Please repeat the part that opens with the line containing "- topper stat: เท่า: [563, 927, 583, 944]" and closes with the line containing "- joy heading: [66, 823, 174, 903]", including both of those lines.

[Data records]
--------------------------------

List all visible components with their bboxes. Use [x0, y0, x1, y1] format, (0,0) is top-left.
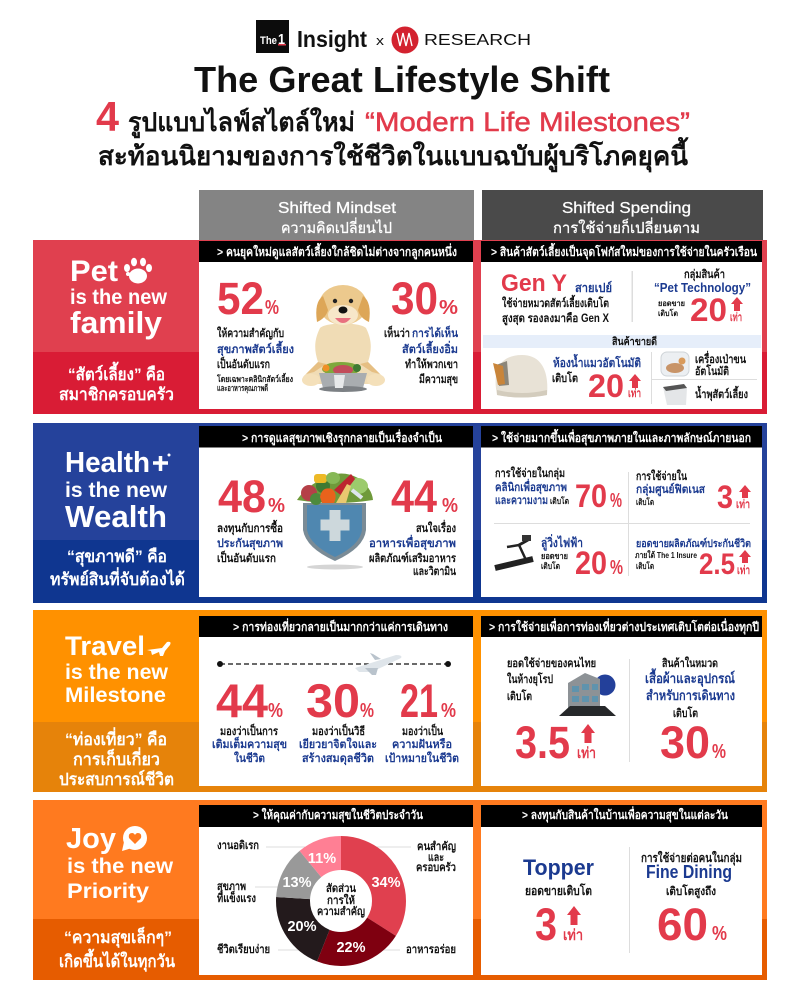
- topper stat: เท่า: [563, 927, 583, 944]
- topper stat: Topper: [523, 855, 594, 880]
- stat 44%: สนใจเรื่อง: [416, 519, 456, 535]
- panel: health spending: [481, 426, 762, 597]
- column head: shifted mindset: Shifted Mindset: [278, 200, 397, 217]
- pet caption: [59, 361, 174, 404]
- subtitle: “Modern Life Milestones”: [365, 107, 690, 137]
- fine dining stat: การใช้จ่ายต่อคนในกลุ่ม: [641, 850, 742, 866]
- automatic cat toilet stat: เติบโต: [552, 370, 578, 385]
- stat 30%: ทำให้พวกเขา: [405, 357, 458, 371]
- icon: dog: [302, 285, 385, 392]
- topper stat: [523, 855, 594, 950]
- joy heading: [66, 823, 174, 903]
- stat 52%: ให้ความสำคัญกับ: [217, 326, 284, 340]
- europe spending text: ยอดใช้จ่ายของคนไทย: [507, 656, 596, 670]
- panel: joy spending: [481, 805, 762, 975]
- donut labels: ที่แข็งแรง: [217, 889, 256, 905]
- stat 30% apparel: เติบโต: [673, 705, 698, 720]
- joy heading: is the new: [67, 855, 174, 878]
- pet technology stat: [654, 268, 751, 328]
- stat 30% apparel: %: [712, 741, 726, 763]
- stat 30%: เยียวยาจิตใจและ: [299, 737, 377, 751]
- stat 48%: ประกันสุขภาพ: [217, 537, 283, 551]
- europe spending text: ในห้างยุโรป: [507, 671, 553, 687]
- fine dining stat: %: [712, 923, 727, 945]
- treadmill stat: %: [610, 557, 623, 579]
- stat 44%: [212, 674, 287, 765]
- stat 52%: 52: [217, 273, 264, 324]
- stat 48%: เป็นอันดับแรก: [217, 550, 276, 565]
- column head: shifted spending: Shifted Spending: [562, 200, 691, 217]
- stat 52%: สุขภาพสัตว์เลี้ยง: [217, 340, 294, 357]
- automatic cat toilet stat: 20: [588, 368, 624, 404]
- column head: shifted mindset: [199, 190, 474, 242]
- panel: joy mindset: [199, 805, 473, 975]
- header logos: x: [376, 33, 385, 48]
- treadmill stat: 20: [575, 545, 607, 581]
- gen y text: ใช้จ่ายหมวดสัตว์เลี้ยงเติบโต: [502, 294, 609, 310]
- column head: shifted mindset: ความคิดเปลี่ยนไป: [281, 217, 392, 237]
- pet heading: is the new: [70, 286, 168, 309]
- pet heading: family: [70, 305, 163, 340]
- icon: paw: [124, 258, 152, 284]
- stat 30%: สัตว์เลี้ยงอิ่ม: [402, 340, 458, 356]
- panel: health mindset: > การดูแลสุขภาพเชิงรุกกลายเป็นเรื่องจำเป็น: [242, 429, 443, 446]
- subtitle: [96, 93, 690, 173]
- stat 21%: [385, 674, 459, 765]
- travel heading: Travel: [65, 631, 145, 661]
- stat 30%: เห็นว่า: [384, 325, 410, 340]
- stat 44%: %: [268, 700, 283, 722]
- topper stat: ยอดขายเติบโต: [525, 883, 592, 898]
- joy caption: เกิดขึ้นได้ในทุกวัน: [59, 948, 175, 972]
- health heading: is the new: [65, 479, 168, 502]
- pet heading: [70, 255, 168, 340]
- stat 30%: %: [360, 700, 374, 722]
- stat 30%: 30: [306, 674, 360, 727]
- header logos: RESEARCH: [424, 32, 531, 49]
- stat 52%: เป็นอันดับแรก: [217, 356, 270, 371]
- stat 21%: %: [441, 700, 456, 722]
- best sellers band: [483, 335, 761, 348]
- pet technology stat: “Pet Technology”: [654, 281, 751, 295]
- stat 30%: การได้เห็น: [412, 325, 458, 340]
- stat 52%: และอาหารคุณภาพดี: [217, 383, 268, 394]
- icon: department store: [559, 673, 616, 716]
- dryer label: เครื่องเป่าขน: [695, 350, 746, 366]
- fine dining stat: เติบโตสูงถึง: [666, 883, 716, 899]
- insurance stat: 2.5: [699, 548, 735, 581]
- donut labels: [217, 839, 456, 956]
- panel: health mindset: [199, 426, 473, 597]
- stat 21%: มองว่าเป็น: [402, 723, 443, 738]
- stat 48%: %: [268, 495, 285, 517]
- panel: pet row: [33, 240, 767, 414]
- donut labels: อาหารอร่อย: [406, 943, 456, 956]
- gen y text: สายเปย์: [575, 280, 612, 295]
- travel caption: ประสบการณ์ชีวิต: [59, 769, 174, 789]
- donut chart: [255, 847, 411, 956]
- donut chart: 11%: [308, 851, 336, 867]
- gen y text: Gen Y: [501, 270, 567, 297]
- fitness stat: เติบโต: [636, 497, 654, 507]
- stat 30% apparel: สินค้าในหมวด: [662, 656, 718, 670]
- stat 44%: 44: [391, 471, 437, 522]
- stat 44%: ในชีวิต: [234, 751, 265, 765]
- icon: health shield: [297, 472, 373, 570]
- treadmill stat: ยอดขาย: [541, 551, 568, 561]
- best sellers band: สินค้าขายดี: [611, 335, 657, 348]
- pet heading: Pet: [70, 255, 118, 288]
- pet technology stat: ยอดขาย: [658, 299, 685, 308]
- panel: travel spending: > การใช้จ่ายเพื่อการท่องเที่ยวต่างประเทศเติบโตต่อเนื่องทุกปี: [489, 618, 759, 635]
- insurance stat: ภายใต้ The 1 Insure: [635, 550, 697, 560]
- fine dining stat: [641, 850, 742, 950]
- stat 44%: 44: [216, 674, 268, 727]
- pet technology stat: เติบโต: [658, 308, 678, 318]
- clinic stat: และความงาม: [495, 495, 548, 507]
- gen y text: [501, 270, 612, 326]
- donut chart: 20%: [287, 919, 317, 935]
- stat 3.5x: 3.5: [515, 717, 570, 768]
- stat 30%: มองว่าเป็นวิธี: [312, 723, 365, 738]
- donut chart: ความสำคัญ: [317, 905, 365, 918]
- panel: pet mindset: > คนยุคใหม่ดูแลสัตว์เลี้ยงใกล้ชิดไม่ต่างจากลูกคนหนึ่ง: [217, 242, 457, 260]
- panel: joy spending: > ลงทุนกับสินค้าในบ้านเพื่อความสุขในแต่ละวัน: [522, 806, 729, 823]
- stat 44%: %: [442, 495, 458, 517]
- gen y text: สูงสุด รองลงมาคือ Gen X: [502, 312, 609, 326]
- stat 3.5x: เท่า: [577, 745, 596, 762]
- travel caption: การเก็บเกี่ยว: [73, 747, 160, 769]
- donut labels: และ: [428, 852, 444, 864]
- donut chart: 34%: [371, 875, 401, 891]
- title: The Great Lifestyle Shift: [194, 59, 610, 100]
- pet caption: สมาชิกครอบครัว: [59, 385, 174, 404]
- icon: pet water fountain: [663, 384, 687, 405]
- clinic stat: [495, 466, 622, 514]
- stat 30%: [384, 273, 458, 387]
- pet caption: “สัตว์เลี้ยง” คือ: [68, 361, 165, 384]
- donut labels: ชีวิตเรียบง่าย: [217, 943, 270, 956]
- stat 44%: อาหารเพื่อสุขภาพ: [369, 534, 456, 551]
- insurance stat: ยอดขายผลิตภัณฑ์ประกันชีวิต: [636, 537, 751, 550]
- stat 44%: เติมเต็มความสุข: [212, 736, 287, 752]
- stat 30%: สร้างสมดุลชีวิต: [302, 752, 374, 766]
- treadmill stat: ลู่วิ่งไฟฟ้า: [541, 534, 583, 551]
- pet technology stat: เท่า: [730, 311, 742, 324]
- joy heading: Priority: [67, 880, 149, 903]
- fine dining stat: 60: [657, 899, 708, 950]
- stat 44%: มองว่าเป็นการ: [220, 723, 279, 738]
- health heading: Wealth: [65, 499, 167, 534]
- fitness stat: เท่า: [736, 498, 750, 511]
- subtitle: รูปแบบไลฟ์สไตล์ใหม่: [128, 106, 355, 139]
- panel: health row: [33, 423, 767, 603]
- clinic stat: 70: [575, 478, 607, 514]
- stat 44%: [369, 471, 458, 578]
- clinic stat: %: [610, 490, 622, 512]
- stat 52%: [216, 273, 294, 394]
- treadmill stat: [541, 534, 623, 581]
- subtitle: สะท้อนนิยามของการใช้ชีวิตในแบบฉบับผู้บริโภคยุคนี้: [98, 136, 689, 173]
- health heading: Health: [65, 447, 150, 479]
- clinic stat: คลินิกเพื่อสุขภาพ: [495, 478, 567, 495]
- travel heading: Milestone: [65, 684, 166, 707]
- europe spending text: เติบโต: [507, 688, 532, 703]
- fitness stat: การใช้จ่ายใน: [636, 469, 687, 483]
- icon: heart bubble: [122, 826, 147, 851]
- insurance stat: เท่า: [737, 564, 750, 577]
- header logos: The: [260, 35, 277, 47]
- stat 21%: เป้าหมายในชีวิต: [385, 751, 459, 765]
- automatic cat toilet stat: เท่า: [628, 387, 641, 400]
- icon: treadmill: [495, 535, 533, 568]
- clinic stat: การใช้จ่ายในกลุ่ม: [495, 466, 565, 481]
- dryer label: [695, 350, 746, 378]
- health caption: ทรัพย์สินที่จับต้องได้: [50, 567, 185, 589]
- stat 44%: และวิตามิน: [413, 565, 456, 578]
- stat 30% apparel: [645, 656, 735, 768]
- travel caption: “ท่องเที่ยว” คือ: [65, 727, 167, 749]
- stat 52%: %: [265, 297, 279, 319]
- header logos: [256, 20, 531, 54]
- header logos: 1: [278, 31, 285, 48]
- panel: pet spending: [481, 241, 762, 409]
- donut chart: สัดส่วน: [326, 882, 356, 895]
- panel: travel mindset: > การท่องเที่ยวกลายเป็นมากกว่าแค่การเดินทาง: [233, 618, 448, 634]
- travel heading: [65, 631, 171, 707]
- automatic cat toilet stat: ห้องน้ำแมวอัตโนมัติ: [553, 353, 641, 370]
- donut labels: สุขภาพ: [217, 881, 246, 894]
- dryer label: อัตโนมัติ: [695, 363, 729, 378]
- joy caption: “ความสุขเล็กๆ”: [64, 925, 172, 948]
- panel: health spending: > ใช้จ่ายมากขึ้นเพื่อสุขภาพภายในและภาพลักษณ์ภายนอก: [492, 428, 751, 446]
- stat 48%: ลงทุนกับการซื้อ: [217, 519, 283, 536]
- stat 30%: %: [439, 297, 458, 319]
- fitness stat: [636, 469, 751, 515]
- stat 30% apparel: เสื้อผ้าและอุปกรณ์: [645, 668, 735, 687]
- fitness stat: กลุ่มศูนย์ฟิตเนส: [636, 482, 706, 497]
- health heading: [65, 447, 170, 534]
- column head: shifted spending: [482, 190, 763, 242]
- panel: joy mindset: > ให้คุณค่ากับความสุขในชีวิตประจำวัน: [253, 807, 424, 823]
- europe spending text: [507, 656, 596, 703]
- stat 30%: 30: [391, 273, 438, 324]
- icon: pet dryer: [661, 352, 689, 376]
- automatic cat toilet stat: [552, 353, 641, 404]
- stat 30%: [299, 674, 377, 766]
- stat 52%: โดยเฉพาะคลินิกสัตว์เลี้ยง: [216, 372, 293, 384]
- pet technology stat: 20: [690, 292, 727, 328]
- pet technology stat: กลุ่มสินค้า: [684, 268, 725, 282]
- insurance stat: [635, 537, 751, 581]
- panel: pet spending: > สินค้าสัตว์เลี้ยงเป็นจุดโฟกัสใหม่ของการใช้จ่ายในครัวเรือน: [491, 242, 758, 260]
- column head: shifted spending: การใช้จ่ายก็เปลี่ยนตาม: [553, 217, 700, 237]
- health caption: “สุขภาพดี” คือ: [67, 546, 167, 567]
- travel caption: [59, 727, 174, 789]
- route line with plane: [217, 653, 451, 675]
- donut chart: 13%: [282, 875, 312, 891]
- donut chart: การให้: [327, 893, 355, 907]
- insurance stat: เติบโต: [636, 561, 654, 571]
- panel: joy row: [33, 800, 767, 980]
- panel: travel mindset: [199, 616, 473, 786]
- fine dining stat: Fine Dining: [646, 861, 732, 882]
- header logos: Insight: [297, 26, 367, 52]
- joy caption: [59, 925, 175, 972]
- clinic stat: เติบโต: [550, 496, 569, 506]
- fountain label: น้ำพุสัตว์เลี้ยง: [695, 385, 748, 402]
- stat 44%: ผลิตภัณฑ์เสริมอาหาร: [369, 551, 457, 565]
- donut labels: งานอดิเรก: [217, 839, 259, 852]
- donut chart: 22%: [336, 940, 366, 956]
- joy heading: Joy: [66, 823, 116, 855]
- donut labels: ครอบครัว: [416, 861, 456, 874]
- stat 30%: มีความสุข: [419, 373, 458, 387]
- panel: pet mindset: [199, 241, 473, 409]
- fitness stat: 3: [717, 479, 733, 515]
- stat 30% apparel: สำหรับการเดินทาง: [646, 688, 735, 703]
- donut labels: คนสำคัญ: [417, 839, 456, 853]
- travel heading: is the new: [65, 661, 169, 684]
- stat 21%: 21: [400, 674, 438, 727]
- subtitle: 4: [96, 93, 120, 140]
- stat 30% apparel: 30: [660, 717, 710, 768]
- stat 48%: 48: [218, 471, 266, 522]
- stat 48%: [217, 471, 285, 565]
- topper stat: 3: [535, 899, 557, 950]
- treadmill stat: เติบโต: [541, 561, 560, 571]
- health caption: [50, 546, 185, 589]
- stat 21%: ความฝันหรือ: [392, 738, 452, 751]
- panel: travel row: [33, 610, 767, 792]
- icon: cat litter box: [493, 355, 547, 398]
- panel: travel spending: [481, 616, 762, 786]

--------------------------------

§ **Answer below**:
- topper stat: เท่า: [563, 927, 583, 944]
- topper stat: Topper: [523, 855, 594, 880]
- stat 44%: สนใจเรื่อง: [416, 519, 456, 535]
- panel: health spending: [481, 426, 762, 597]
- column head: shifted mindset: Shifted Mindset: [278, 200, 397, 217]
- pet caption: [59, 361, 174, 404]
- subtitle: “Modern Life Milestones”: [365, 107, 690, 137]
- fine dining stat: การใช้จ่ายต่อคนในกลุ่ม: [641, 850, 742, 866]
- automatic cat toilet stat: เติบโต: [552, 370, 578, 385]
- stat 30%: ทำให้พวกเขา: [405, 357, 458, 371]
- icon: dog: [302, 285, 385, 392]
- topper stat: [523, 855, 594, 950]
- joy heading: [66, 823, 174, 903]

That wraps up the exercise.